Data items
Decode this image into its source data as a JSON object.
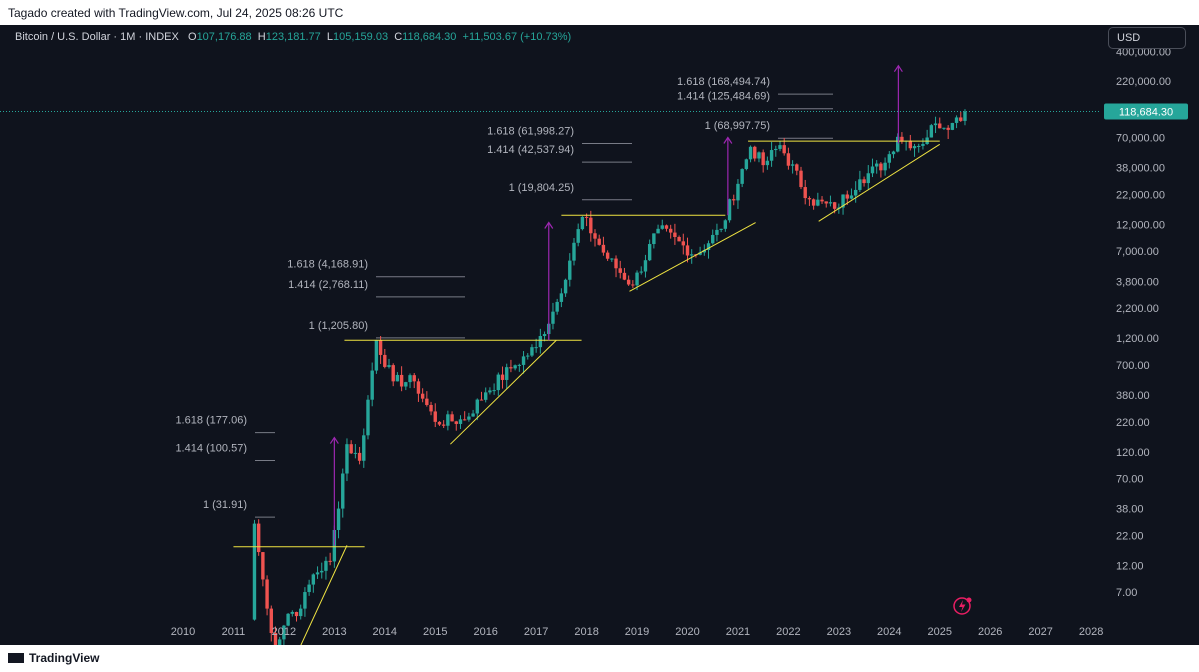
{
  "header": {
    "attribution": "Tagado created with TradingView.com, Jul 24, 2025 08:26 UTC"
  },
  "legend": {
    "symbol": "Bitcoin / U.S. Dollar · 1M · INDEX",
    "open_label": "O",
    "open": "107,176.88",
    "high_label": "H",
    "high": "123,181.77",
    "low_label": "L",
    "low": "105,159.03",
    "close_label": "C",
    "close": "118,684.30",
    "change": "+11,503.67 (+10.73%)"
  },
  "currency_button": "USD",
  "last_price_tag": "118,684.30",
  "footer": {
    "brand": "TradingView"
  },
  "colors": {
    "background": "#0f131d",
    "up": "#26a69a",
    "down": "#ef5350",
    "trendline": "#f0e442",
    "arrow": "#9c27b0",
    "fib_level": "#787b86",
    "last_price_line": "#26a69a"
  },
  "chart_data": {
    "type": "candlestick",
    "title": "Bitcoin / U.S. Dollar · 1M · INDEX",
    "x_ticks": [
      "2010",
      "2011",
      "2012",
      "2013",
      "2014",
      "2015",
      "2016",
      "2017",
      "2018",
      "2019",
      "2020",
      "2021",
      "2022",
      "2023",
      "2024",
      "2025",
      "2026",
      "2027",
      "2028"
    ],
    "y_scale": "log",
    "y_ticks": [
      "400,000.00",
      "220,000.00",
      "70,000.00",
      "38,000.00",
      "22,000.00",
      "12,000.00",
      "7,000.00",
      "3,800.00",
      "2,200.00",
      "1,200.00",
      "700.00",
      "380.00",
      "220.00",
      "120.00",
      "70.00",
      "38.00",
      "22.00",
      "12.00",
      "7.00"
    ],
    "last_price": 118684.3,
    "price_path": [
      [
        "2011-05",
        4
      ],
      [
        "2011-06",
        28
      ],
      [
        "2011-09",
        5
      ],
      [
        "2011-11",
        2.3
      ],
      [
        "2012-02",
        4.5
      ],
      [
        "2012-05",
        5
      ],
      [
        "2012-08",
        10
      ],
      [
        "2012-12",
        13
      ],
      [
        "2013-04",
        140
      ],
      [
        "2013-07",
        100
      ],
      [
        "2013-11",
        1150
      ],
      [
        "2014-03",
        500
      ],
      [
        "2014-08",
        500
      ],
      [
        "2015-01",
        220
      ],
      [
        "2015-08",
        230
      ],
      [
        "2016-01",
        400
      ],
      [
        "2016-07",
        650
      ],
      [
        "2017-01",
        1000
      ],
      [
        "2017-06",
        2500
      ],
      [
        "2017-12",
        14000
      ],
      [
        "2018-06",
        6000
      ],
      [
        "2018-12",
        3500
      ],
      [
        "2019-06",
        11000
      ],
      [
        "2020-03",
        6500
      ],
      [
        "2020-09",
        11000
      ],
      [
        "2021-04",
        58000
      ],
      [
        "2021-07",
        40000
      ],
      [
        "2021-11",
        60000
      ],
      [
        "2022-06",
        20000
      ],
      [
        "2022-12",
        16500
      ],
      [
        "2023-06",
        30000
      ],
      [
        "2023-12",
        42000
      ],
      [
        "2024-03",
        71000
      ],
      [
        "2024-08",
        59000
      ],
      [
        "2024-12",
        93000
      ],
      [
        "2025-04",
        94000
      ],
      [
        "2025-07",
        118684
      ]
    ],
    "fib_levels": [
      {
        "label": "1.618 (177.06)",
        "value": 177.06
      },
      {
        "label": "1.414 (100.57)",
        "value": 100.57
      },
      {
        "label": "1 (31.91)",
        "value": 31.91
      },
      {
        "label": "1.618 (4,168.91)",
        "value": 4168.91
      },
      {
        "label": "1.414 (2,768.11)",
        "value": 2768.11
      },
      {
        "label": "1 (1,205.80)",
        "value": 1205.8
      },
      {
        "label": "1.618 (61,998.27)",
        "value": 61998.27
      },
      {
        "label": "1.414 (42,537.94)",
        "value": 42537.94
      },
      {
        "label": "1 (19,804.25)",
        "value": 19804.25
      },
      {
        "label": "1.618 (168,494.74)",
        "value": 168494.74
      },
      {
        "label": "1.414 (125,484.69)",
        "value": 125484.69
      },
      {
        "label": "1 (68,997.75)",
        "value": 68997.75
      }
    ]
  }
}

Exercise prompt:
Print the entries above exactly, taking out only the pictures.

Full solution:
Decode this image into its source data as a JSON object.
{
  "header": {
    "attribution": "Tagado created with TradingView.com, Jul 24, 2025 08:26 UTC"
  },
  "legend": {
    "symbol": "Bitcoin / U.S. Dollar · 1M · INDEX",
    "open_label": "O",
    "open": "107,176.88",
    "high_label": "H",
    "high": "123,181.77",
    "low_label": "L",
    "low": "105,159.03",
    "close_label": "C",
    "close": "118,684.30",
    "change": "+11,503.67 (+10.73%)"
  },
  "currency_button": "USD",
  "last_price_tag": "118,684.30",
  "footer": {
    "brand": "TradingView"
  },
  "colors": {
    "background": "#0f131d",
    "up": "#26a69a",
    "down": "#ef5350",
    "trendline": "#f0e442",
    "arrow": "#9c27b0",
    "fib_level": "#787b86",
    "last_price_line": "#26a69a"
  },
  "chart_data": {
    "type": "candlestick",
    "title": "Bitcoin / U.S. Dollar · 1M · INDEX",
    "x_ticks": [
      "2010",
      "2011",
      "2012",
      "2013",
      "2014",
      "2015",
      "2016",
      "2017",
      "2018",
      "2019",
      "2020",
      "2021",
      "2022",
      "2023",
      "2024",
      "2025",
      "2026",
      "2027",
      "2028"
    ],
    "y_scale": "log",
    "y_ticks": [
      "400,000.00",
      "220,000.00",
      "70,000.00",
      "38,000.00",
      "22,000.00",
      "12,000.00",
      "7,000.00",
      "3,800.00",
      "2,200.00",
      "1,200.00",
      "700.00",
      "380.00",
      "220.00",
      "120.00",
      "70.00",
      "38.00",
      "22.00",
      "12.00",
      "7.00"
    ],
    "last_price": 118684.3,
    "price_path": [
      [
        "2011-05",
        4
      ],
      [
        "2011-06",
        28
      ],
      [
        "2011-09",
        5
      ],
      [
        "2011-11",
        2.3
      ],
      [
        "2012-02",
        4.5
      ],
      [
        "2012-05",
        5
      ],
      [
        "2012-08",
        10
      ],
      [
        "2012-12",
        13
      ],
      [
        "2013-04",
        140
      ],
      [
        "2013-07",
        100
      ],
      [
        "2013-11",
        1150
      ],
      [
        "2014-03",
        500
      ],
      [
        "2014-08",
        500
      ],
      [
        "2015-01",
        220
      ],
      [
        "2015-08",
        230
      ],
      [
        "2016-01",
        400
      ],
      [
        "2016-07",
        650
      ],
      [
        "2017-01",
        1000
      ],
      [
        "2017-06",
        2500
      ],
      [
        "2017-12",
        14000
      ],
      [
        "2018-06",
        6000
      ],
      [
        "2018-12",
        3500
      ],
      [
        "2019-06",
        11000
      ],
      [
        "2020-03",
        6500
      ],
      [
        "2020-09",
        11000
      ],
      [
        "2021-04",
        58000
      ],
      [
        "2021-07",
        40000
      ],
      [
        "2021-11",
        60000
      ],
      [
        "2022-06",
        20000
      ],
      [
        "2022-12",
        16500
      ],
      [
        "2023-06",
        30000
      ],
      [
        "2023-12",
        42000
      ],
      [
        "2024-03",
        71000
      ],
      [
        "2024-08",
        59000
      ],
      [
        "2024-12",
        93000
      ],
      [
        "2025-04",
        94000
      ],
      [
        "2025-07",
        118684
      ]
    ],
    "fib_levels": [
      {
        "label": "1.618 (177.06)",
        "value": 177.06
      },
      {
        "label": "1.414 (100.57)",
        "value": 100.57
      },
      {
        "label": "1 (31.91)",
        "value": 31.91
      },
      {
        "label": "1.618 (4,168.91)",
        "value": 4168.91
      },
      {
        "label": "1.414 (2,768.11)",
        "value": 2768.11
      },
      {
        "label": "1 (1,205.80)",
        "value": 1205.8
      },
      {
        "label": "1.618 (61,998.27)",
        "value": 61998.27
      },
      {
        "label": "1.414 (42,537.94)",
        "value": 42537.94
      },
      {
        "label": "1 (19,804.25)",
        "value": 19804.25
      },
      {
        "label": "1.618 (168,494.74)",
        "value": 168494.74
      },
      {
        "label": "1.414 (125,484.69)",
        "value": 125484.69
      },
      {
        "label": "1 (68,997.75)",
        "value": 68997.75
      }
    ]
  }
}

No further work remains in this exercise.